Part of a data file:
● ● ● ●

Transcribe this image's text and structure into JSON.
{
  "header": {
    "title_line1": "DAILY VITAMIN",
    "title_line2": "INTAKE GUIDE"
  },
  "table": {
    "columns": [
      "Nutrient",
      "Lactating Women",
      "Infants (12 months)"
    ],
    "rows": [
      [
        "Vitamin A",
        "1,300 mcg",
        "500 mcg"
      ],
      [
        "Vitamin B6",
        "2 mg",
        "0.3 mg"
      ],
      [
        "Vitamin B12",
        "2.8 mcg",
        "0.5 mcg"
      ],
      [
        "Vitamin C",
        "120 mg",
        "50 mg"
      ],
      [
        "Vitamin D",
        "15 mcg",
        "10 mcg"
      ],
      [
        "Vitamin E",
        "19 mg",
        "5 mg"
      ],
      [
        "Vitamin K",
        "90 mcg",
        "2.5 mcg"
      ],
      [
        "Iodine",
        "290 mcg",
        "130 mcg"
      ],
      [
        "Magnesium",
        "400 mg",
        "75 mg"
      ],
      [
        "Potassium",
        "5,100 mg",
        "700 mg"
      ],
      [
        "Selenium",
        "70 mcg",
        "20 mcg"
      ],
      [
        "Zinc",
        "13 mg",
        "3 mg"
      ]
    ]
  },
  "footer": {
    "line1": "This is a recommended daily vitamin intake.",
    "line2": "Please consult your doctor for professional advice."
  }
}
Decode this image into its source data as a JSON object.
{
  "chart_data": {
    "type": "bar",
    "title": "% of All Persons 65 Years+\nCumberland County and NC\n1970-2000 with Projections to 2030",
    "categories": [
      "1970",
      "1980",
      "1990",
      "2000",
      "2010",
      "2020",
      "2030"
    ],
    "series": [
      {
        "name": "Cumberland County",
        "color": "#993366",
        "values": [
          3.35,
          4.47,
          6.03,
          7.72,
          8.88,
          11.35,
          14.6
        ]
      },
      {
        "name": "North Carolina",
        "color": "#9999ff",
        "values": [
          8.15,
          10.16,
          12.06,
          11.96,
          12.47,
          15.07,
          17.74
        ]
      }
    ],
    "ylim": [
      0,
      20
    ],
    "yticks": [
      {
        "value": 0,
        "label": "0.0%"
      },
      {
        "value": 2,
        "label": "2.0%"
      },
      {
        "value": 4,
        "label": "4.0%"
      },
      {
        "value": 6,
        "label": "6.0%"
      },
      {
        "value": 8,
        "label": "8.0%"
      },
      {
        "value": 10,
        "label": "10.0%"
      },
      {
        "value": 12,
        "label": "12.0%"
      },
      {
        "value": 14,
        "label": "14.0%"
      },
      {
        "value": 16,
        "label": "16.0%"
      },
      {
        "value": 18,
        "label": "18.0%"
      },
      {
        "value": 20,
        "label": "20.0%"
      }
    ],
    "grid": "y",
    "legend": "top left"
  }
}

● ● ● ●

• [What the task requires]
Search the records for the word "name" and copy every line where it occurs.

• [Exercise result]
        "name": "Cumberland County",
        "name": "North Carolina",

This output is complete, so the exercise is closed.